■ Exercise aim:
Locate each line with the string "selected" in the listing below and copy it.

═════ Available records ═════

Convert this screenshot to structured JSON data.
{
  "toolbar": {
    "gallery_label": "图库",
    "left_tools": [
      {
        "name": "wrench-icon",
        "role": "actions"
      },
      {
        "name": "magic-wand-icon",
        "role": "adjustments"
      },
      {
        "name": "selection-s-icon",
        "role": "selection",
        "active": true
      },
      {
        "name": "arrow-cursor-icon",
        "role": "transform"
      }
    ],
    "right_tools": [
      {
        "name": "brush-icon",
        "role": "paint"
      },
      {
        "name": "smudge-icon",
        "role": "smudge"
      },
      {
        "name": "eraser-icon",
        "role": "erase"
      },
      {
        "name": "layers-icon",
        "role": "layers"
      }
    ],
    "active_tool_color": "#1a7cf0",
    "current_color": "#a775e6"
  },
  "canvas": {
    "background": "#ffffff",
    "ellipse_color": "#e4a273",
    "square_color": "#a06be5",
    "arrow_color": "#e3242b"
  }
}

═════
═════ Available records ═════

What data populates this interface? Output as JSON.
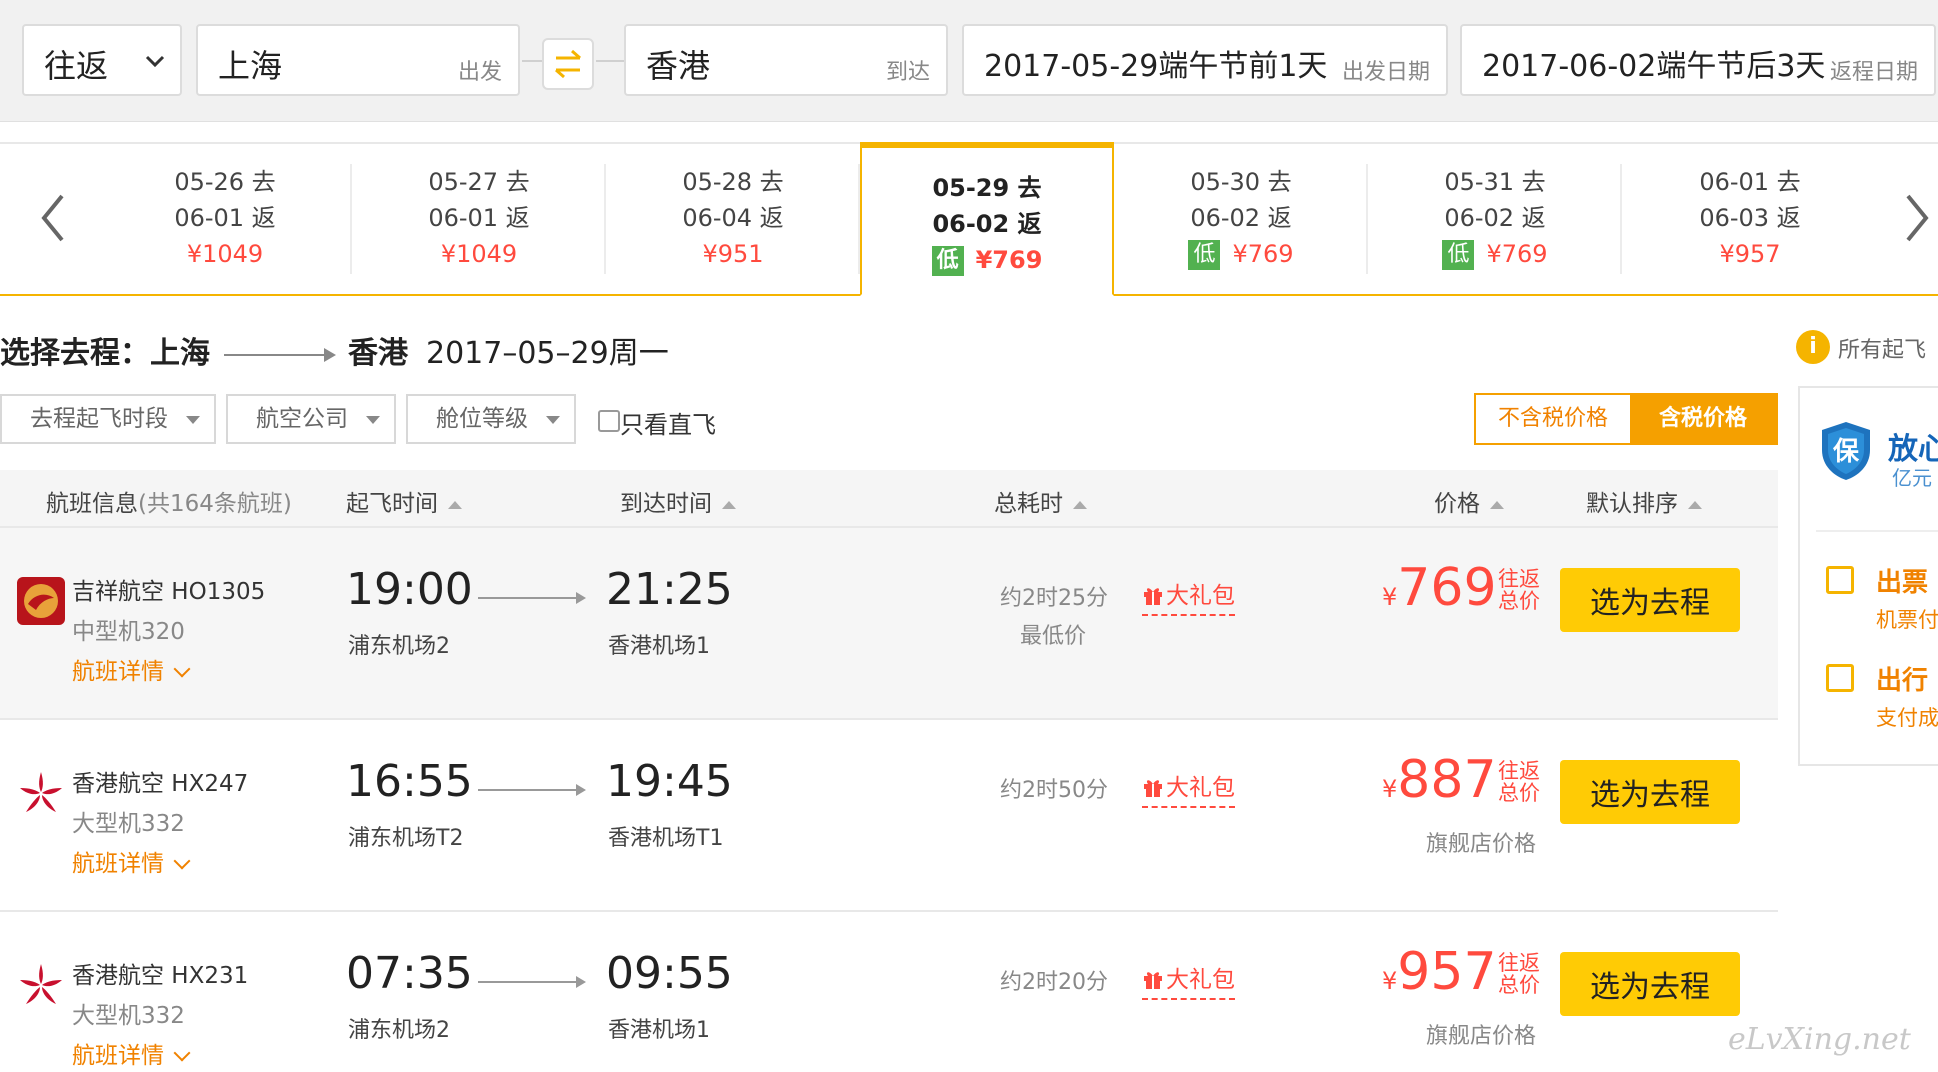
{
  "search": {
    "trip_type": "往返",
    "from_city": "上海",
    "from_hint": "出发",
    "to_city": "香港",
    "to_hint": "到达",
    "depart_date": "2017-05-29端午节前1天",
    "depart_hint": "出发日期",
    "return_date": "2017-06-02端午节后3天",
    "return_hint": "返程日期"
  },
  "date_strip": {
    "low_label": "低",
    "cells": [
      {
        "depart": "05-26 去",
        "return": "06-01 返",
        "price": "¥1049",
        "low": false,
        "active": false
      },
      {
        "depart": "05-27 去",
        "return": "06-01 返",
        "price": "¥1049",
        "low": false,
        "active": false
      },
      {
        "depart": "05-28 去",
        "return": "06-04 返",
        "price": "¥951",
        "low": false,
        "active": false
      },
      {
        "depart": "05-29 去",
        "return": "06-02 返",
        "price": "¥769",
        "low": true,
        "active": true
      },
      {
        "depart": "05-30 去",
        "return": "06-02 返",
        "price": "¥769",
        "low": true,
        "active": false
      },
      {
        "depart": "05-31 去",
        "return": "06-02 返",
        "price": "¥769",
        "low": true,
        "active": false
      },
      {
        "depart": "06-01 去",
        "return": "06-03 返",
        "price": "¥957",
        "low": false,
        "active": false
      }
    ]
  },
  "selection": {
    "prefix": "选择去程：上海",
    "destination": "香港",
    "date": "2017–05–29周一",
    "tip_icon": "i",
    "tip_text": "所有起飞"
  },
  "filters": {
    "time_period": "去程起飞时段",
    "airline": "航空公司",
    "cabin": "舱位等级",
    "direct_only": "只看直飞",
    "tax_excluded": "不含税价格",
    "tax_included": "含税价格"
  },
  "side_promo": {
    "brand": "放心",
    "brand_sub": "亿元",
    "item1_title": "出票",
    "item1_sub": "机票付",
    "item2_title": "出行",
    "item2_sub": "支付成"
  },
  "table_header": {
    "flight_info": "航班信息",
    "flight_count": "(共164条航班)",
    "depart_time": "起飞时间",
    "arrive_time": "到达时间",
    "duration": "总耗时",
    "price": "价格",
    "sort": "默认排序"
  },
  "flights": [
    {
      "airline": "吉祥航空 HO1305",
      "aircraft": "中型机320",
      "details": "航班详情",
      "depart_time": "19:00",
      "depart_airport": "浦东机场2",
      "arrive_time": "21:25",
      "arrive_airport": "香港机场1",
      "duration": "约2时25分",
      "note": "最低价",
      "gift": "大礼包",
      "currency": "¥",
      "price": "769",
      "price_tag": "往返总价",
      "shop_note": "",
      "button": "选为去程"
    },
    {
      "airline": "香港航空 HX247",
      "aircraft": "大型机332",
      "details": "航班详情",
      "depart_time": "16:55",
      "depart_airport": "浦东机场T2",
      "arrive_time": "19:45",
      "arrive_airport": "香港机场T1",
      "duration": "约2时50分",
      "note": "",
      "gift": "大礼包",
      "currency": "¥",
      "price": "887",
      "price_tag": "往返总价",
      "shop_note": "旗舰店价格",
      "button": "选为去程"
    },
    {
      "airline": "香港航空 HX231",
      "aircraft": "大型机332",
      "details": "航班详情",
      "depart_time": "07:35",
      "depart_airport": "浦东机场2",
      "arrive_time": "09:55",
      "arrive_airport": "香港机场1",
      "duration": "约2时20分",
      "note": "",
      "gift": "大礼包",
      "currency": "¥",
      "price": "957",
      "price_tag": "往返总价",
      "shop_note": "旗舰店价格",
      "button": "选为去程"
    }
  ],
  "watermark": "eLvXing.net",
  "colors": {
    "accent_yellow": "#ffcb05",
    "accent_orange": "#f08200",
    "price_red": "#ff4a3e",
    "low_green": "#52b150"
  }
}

═════
═════ Available records ═════

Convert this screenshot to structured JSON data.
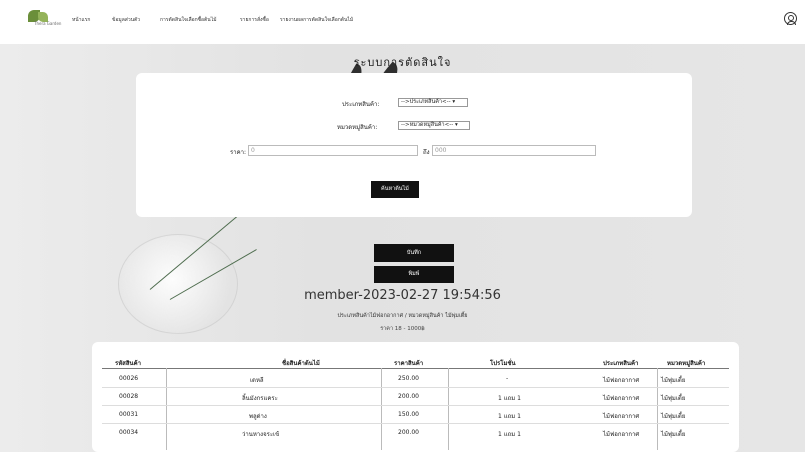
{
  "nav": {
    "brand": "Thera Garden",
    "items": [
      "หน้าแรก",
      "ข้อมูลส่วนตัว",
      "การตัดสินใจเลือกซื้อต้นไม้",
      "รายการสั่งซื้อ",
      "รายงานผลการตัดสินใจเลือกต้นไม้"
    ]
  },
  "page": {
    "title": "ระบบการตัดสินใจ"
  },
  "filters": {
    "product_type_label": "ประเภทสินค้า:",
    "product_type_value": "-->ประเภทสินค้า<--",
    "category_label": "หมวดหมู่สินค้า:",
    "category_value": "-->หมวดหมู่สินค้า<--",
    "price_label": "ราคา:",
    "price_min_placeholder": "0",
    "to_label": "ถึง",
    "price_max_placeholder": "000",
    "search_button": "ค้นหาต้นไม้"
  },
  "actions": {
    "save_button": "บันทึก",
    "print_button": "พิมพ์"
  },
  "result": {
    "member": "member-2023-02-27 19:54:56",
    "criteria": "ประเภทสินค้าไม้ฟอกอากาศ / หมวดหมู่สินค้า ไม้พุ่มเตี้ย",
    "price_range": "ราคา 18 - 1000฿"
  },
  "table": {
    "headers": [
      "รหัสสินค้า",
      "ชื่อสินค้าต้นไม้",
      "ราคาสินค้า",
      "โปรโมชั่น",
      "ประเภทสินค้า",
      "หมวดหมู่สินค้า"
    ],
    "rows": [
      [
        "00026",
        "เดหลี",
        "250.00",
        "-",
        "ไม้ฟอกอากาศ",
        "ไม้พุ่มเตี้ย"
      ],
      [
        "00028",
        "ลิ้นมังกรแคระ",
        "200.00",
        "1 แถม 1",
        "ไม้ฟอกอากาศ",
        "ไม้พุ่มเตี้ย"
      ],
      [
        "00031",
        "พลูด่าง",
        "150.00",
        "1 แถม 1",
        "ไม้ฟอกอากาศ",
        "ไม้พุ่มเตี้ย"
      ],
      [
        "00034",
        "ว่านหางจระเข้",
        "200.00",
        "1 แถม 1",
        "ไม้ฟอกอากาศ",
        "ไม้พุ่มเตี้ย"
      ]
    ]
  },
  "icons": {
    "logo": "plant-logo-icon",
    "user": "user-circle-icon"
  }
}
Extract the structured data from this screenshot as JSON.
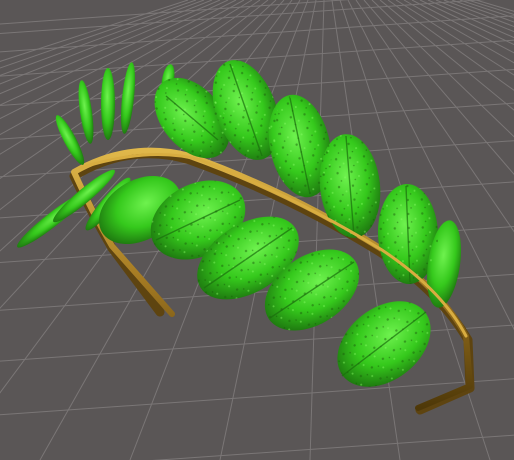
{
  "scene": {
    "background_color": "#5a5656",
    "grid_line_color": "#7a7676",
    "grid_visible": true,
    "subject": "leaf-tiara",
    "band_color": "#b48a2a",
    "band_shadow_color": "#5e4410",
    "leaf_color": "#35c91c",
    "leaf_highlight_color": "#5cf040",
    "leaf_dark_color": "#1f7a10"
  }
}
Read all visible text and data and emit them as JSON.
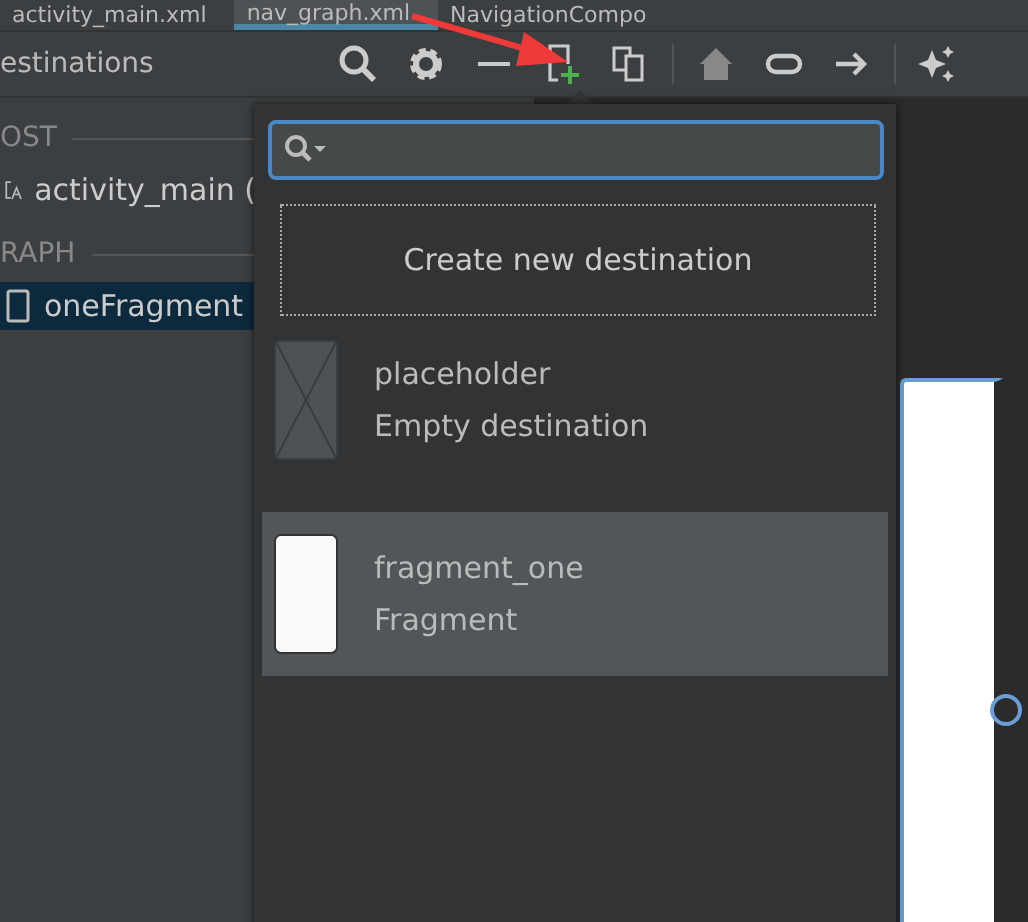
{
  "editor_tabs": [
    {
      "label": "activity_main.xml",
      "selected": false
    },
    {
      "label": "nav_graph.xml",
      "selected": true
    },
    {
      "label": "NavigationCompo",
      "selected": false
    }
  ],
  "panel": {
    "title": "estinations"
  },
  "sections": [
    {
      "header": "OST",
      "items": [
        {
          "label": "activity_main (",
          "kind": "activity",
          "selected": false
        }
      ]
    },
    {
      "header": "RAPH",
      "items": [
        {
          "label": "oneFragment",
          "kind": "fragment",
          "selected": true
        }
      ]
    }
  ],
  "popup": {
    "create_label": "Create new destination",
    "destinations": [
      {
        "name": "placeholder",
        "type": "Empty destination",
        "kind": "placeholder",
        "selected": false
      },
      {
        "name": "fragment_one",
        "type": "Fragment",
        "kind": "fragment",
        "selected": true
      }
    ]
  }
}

═════

■ Task answer:
      "selected": false
      "selected": true
      "selected": false
          "selected": false
          "selected": true
        "selected": false
        "selected": true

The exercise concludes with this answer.